* Begin *
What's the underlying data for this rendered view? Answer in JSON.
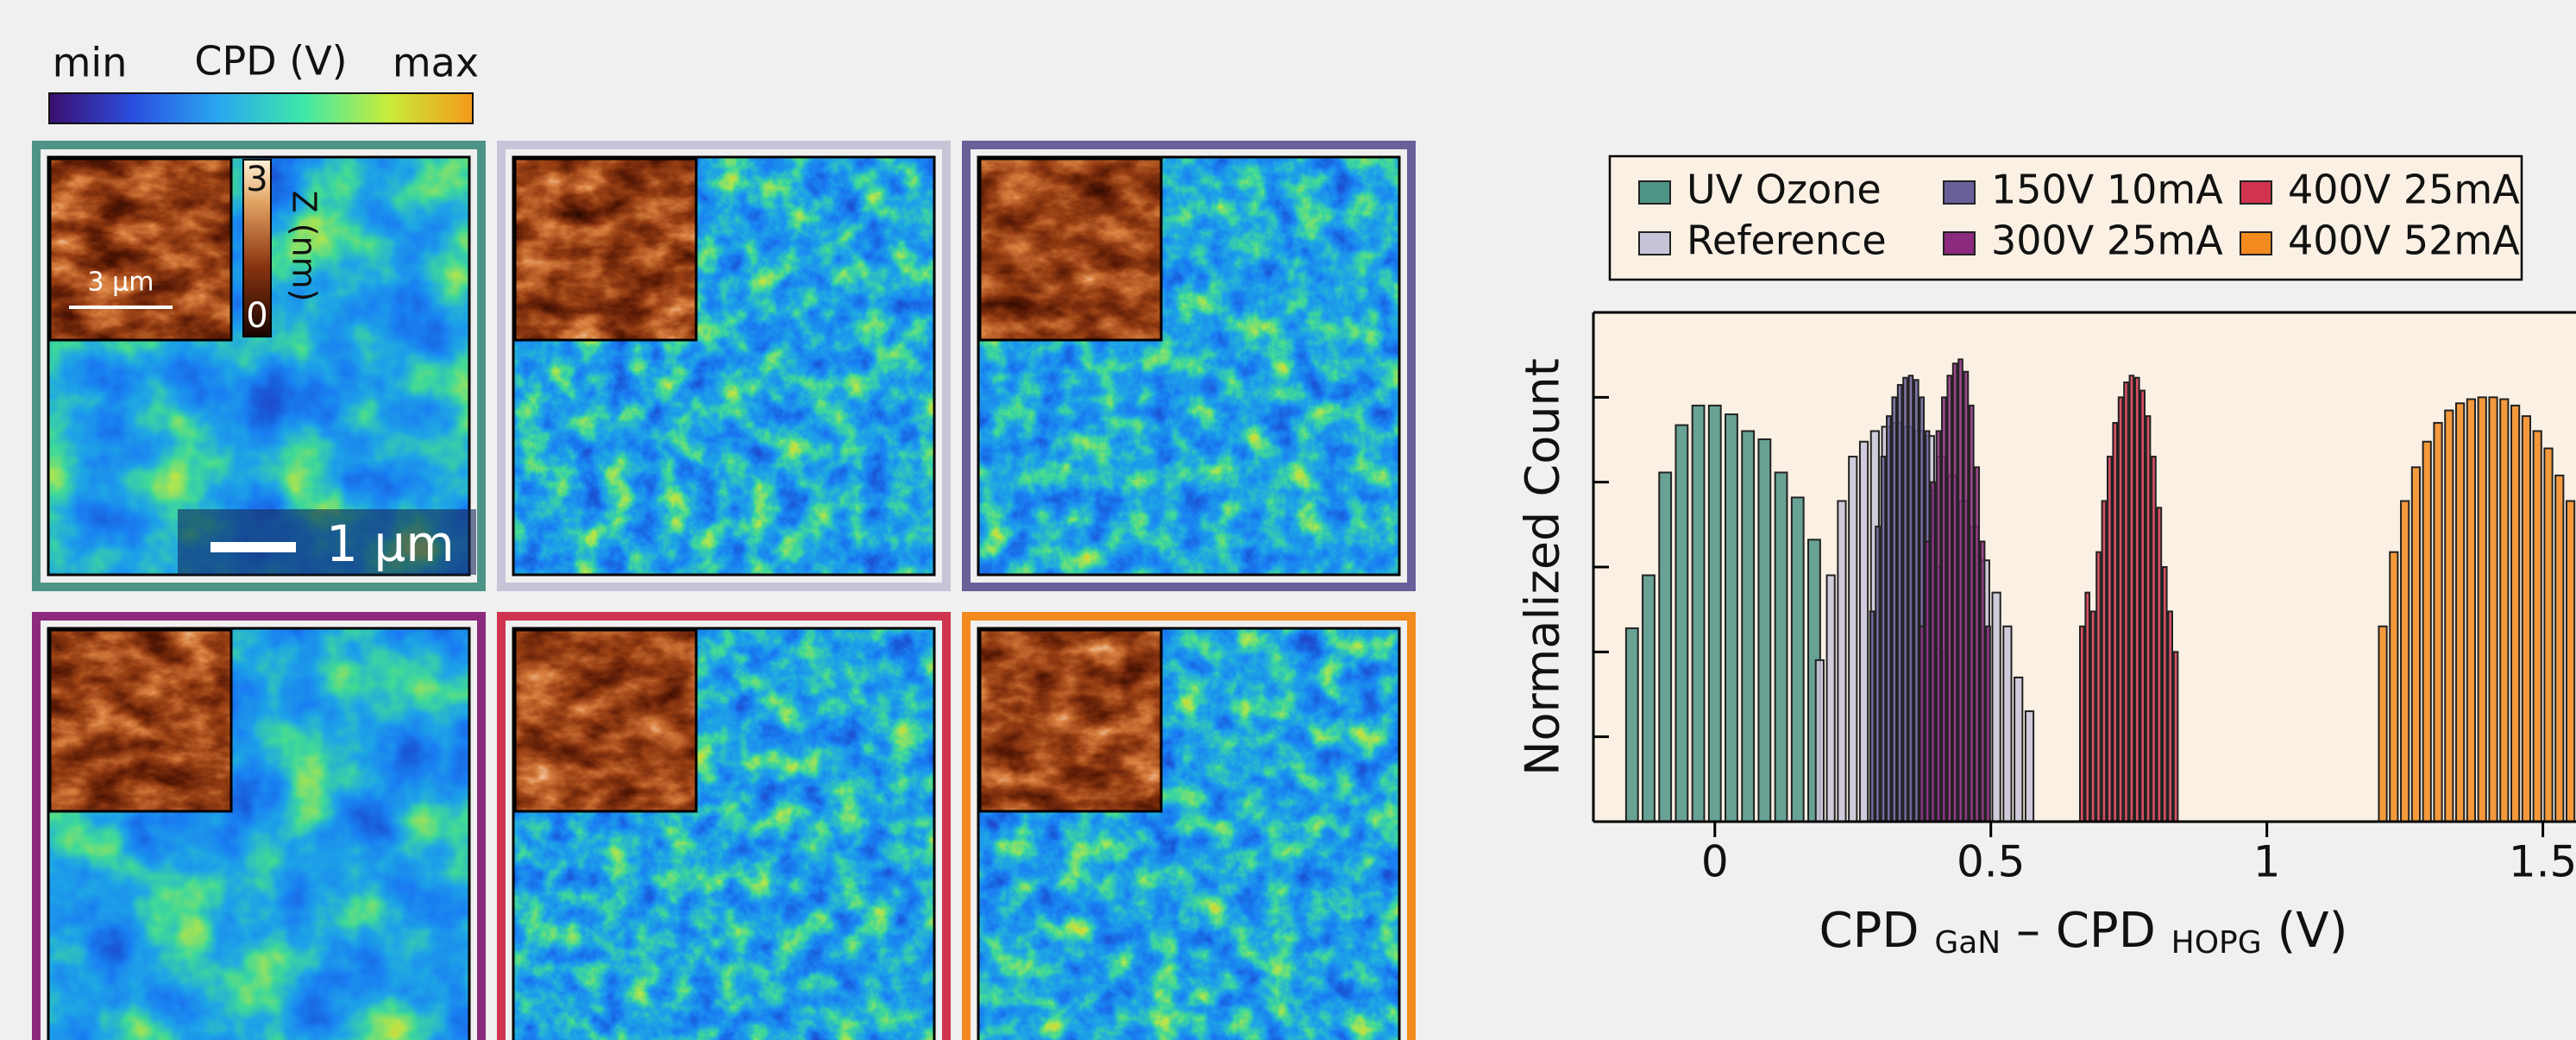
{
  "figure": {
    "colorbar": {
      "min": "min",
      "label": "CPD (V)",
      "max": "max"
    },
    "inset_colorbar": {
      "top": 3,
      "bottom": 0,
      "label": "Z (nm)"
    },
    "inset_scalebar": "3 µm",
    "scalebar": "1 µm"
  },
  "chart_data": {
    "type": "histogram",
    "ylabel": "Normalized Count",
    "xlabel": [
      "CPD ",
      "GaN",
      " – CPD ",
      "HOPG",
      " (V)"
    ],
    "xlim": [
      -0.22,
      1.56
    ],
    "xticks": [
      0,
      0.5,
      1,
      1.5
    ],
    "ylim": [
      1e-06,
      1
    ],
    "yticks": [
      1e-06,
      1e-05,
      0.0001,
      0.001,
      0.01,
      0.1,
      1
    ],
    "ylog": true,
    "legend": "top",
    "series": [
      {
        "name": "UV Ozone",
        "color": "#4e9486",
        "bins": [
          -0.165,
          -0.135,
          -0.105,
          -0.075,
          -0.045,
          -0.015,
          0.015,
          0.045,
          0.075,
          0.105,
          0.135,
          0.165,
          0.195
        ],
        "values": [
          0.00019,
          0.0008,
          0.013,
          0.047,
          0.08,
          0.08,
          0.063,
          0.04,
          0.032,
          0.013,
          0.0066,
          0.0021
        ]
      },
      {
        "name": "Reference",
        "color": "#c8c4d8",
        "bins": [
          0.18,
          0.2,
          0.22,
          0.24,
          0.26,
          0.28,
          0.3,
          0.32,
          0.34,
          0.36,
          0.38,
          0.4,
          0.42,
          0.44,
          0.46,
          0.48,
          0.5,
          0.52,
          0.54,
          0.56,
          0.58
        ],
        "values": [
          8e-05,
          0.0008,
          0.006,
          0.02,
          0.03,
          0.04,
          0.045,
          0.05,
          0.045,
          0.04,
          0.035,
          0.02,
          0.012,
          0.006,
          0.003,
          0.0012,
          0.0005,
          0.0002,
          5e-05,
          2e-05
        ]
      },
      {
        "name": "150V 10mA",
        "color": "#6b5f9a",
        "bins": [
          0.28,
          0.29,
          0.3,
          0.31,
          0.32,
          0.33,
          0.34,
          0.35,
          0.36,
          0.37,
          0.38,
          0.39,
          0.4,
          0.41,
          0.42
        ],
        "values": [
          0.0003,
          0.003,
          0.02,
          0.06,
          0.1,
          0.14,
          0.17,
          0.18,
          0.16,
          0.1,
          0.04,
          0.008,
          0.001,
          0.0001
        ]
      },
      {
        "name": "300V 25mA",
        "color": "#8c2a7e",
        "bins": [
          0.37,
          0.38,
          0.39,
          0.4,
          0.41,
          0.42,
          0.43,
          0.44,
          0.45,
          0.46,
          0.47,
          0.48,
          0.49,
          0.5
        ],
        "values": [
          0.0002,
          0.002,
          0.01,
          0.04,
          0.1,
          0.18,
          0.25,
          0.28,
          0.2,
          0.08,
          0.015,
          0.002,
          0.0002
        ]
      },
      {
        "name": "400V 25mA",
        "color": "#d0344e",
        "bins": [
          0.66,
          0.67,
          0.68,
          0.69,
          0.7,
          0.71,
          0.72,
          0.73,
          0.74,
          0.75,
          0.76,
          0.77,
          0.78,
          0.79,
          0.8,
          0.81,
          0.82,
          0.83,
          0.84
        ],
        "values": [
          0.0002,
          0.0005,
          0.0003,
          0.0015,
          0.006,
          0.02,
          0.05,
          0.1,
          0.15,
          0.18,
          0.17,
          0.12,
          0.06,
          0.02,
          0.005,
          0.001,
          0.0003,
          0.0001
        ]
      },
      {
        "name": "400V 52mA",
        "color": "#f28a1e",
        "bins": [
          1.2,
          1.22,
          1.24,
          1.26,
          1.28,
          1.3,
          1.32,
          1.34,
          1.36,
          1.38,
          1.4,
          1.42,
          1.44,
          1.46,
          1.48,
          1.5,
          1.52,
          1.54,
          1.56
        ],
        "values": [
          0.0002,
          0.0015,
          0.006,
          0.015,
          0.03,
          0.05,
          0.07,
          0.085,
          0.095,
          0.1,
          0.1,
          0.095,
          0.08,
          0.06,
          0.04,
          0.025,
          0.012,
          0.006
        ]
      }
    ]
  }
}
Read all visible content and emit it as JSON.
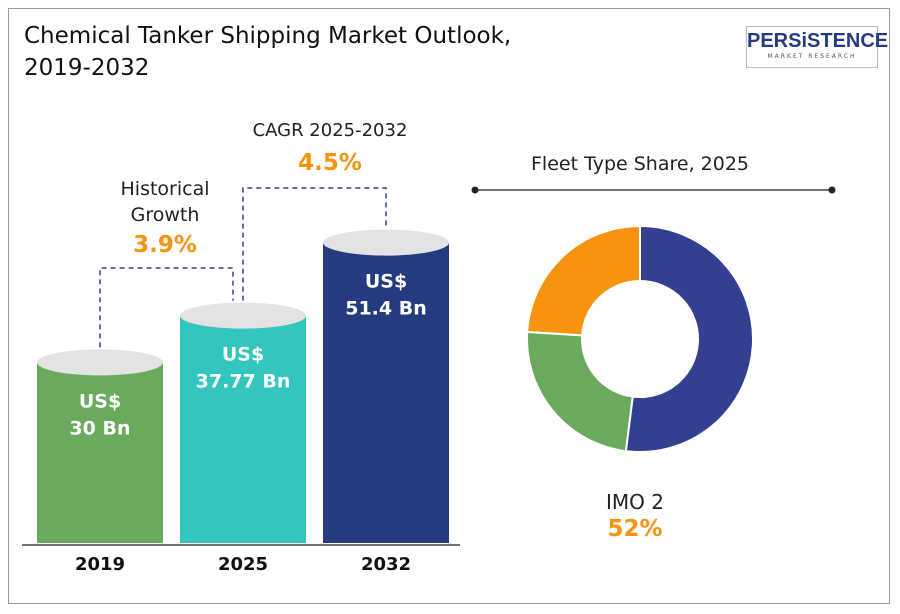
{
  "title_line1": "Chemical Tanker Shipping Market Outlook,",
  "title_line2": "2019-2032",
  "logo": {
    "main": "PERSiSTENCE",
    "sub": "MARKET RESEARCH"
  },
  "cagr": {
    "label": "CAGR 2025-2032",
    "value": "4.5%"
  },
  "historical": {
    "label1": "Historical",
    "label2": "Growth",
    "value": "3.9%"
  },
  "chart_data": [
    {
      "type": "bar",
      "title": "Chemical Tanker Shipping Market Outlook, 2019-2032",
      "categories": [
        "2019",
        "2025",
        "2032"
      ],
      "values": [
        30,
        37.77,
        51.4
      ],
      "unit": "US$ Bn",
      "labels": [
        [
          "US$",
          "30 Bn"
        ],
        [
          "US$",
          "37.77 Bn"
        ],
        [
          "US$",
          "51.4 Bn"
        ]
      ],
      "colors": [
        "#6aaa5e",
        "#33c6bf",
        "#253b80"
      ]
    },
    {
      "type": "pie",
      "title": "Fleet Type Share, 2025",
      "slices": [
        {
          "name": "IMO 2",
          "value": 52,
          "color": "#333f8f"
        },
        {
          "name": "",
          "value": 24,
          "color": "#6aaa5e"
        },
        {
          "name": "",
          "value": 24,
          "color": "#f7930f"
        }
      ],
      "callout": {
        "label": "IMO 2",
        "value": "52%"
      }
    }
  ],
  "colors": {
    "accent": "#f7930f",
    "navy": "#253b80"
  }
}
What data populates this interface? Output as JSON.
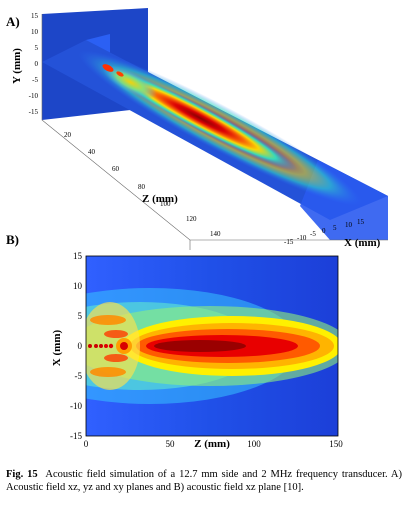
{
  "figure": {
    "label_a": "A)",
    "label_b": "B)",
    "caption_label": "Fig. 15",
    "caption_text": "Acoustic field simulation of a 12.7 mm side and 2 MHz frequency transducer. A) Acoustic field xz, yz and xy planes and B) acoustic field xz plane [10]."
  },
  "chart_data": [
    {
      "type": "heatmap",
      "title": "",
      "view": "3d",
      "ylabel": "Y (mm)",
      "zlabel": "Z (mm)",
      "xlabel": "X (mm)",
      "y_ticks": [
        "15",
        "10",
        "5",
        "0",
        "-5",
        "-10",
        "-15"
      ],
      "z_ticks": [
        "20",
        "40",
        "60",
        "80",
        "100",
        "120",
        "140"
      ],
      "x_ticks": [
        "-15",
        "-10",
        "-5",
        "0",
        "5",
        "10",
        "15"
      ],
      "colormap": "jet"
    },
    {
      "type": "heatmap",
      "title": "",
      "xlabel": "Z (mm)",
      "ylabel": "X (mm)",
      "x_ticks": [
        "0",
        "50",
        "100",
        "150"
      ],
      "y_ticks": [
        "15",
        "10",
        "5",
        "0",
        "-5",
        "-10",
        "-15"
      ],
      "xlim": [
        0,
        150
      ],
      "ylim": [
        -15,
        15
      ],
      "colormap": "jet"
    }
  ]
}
* End *
Exercise: Pick out all lines containing the string "Chemical".

Complete response:
  "title_line1": "Chemical Tanker Shipping Market Outlook,",
      "title": "Chemical Tanker Shipping Market Outlook, 2019-2032",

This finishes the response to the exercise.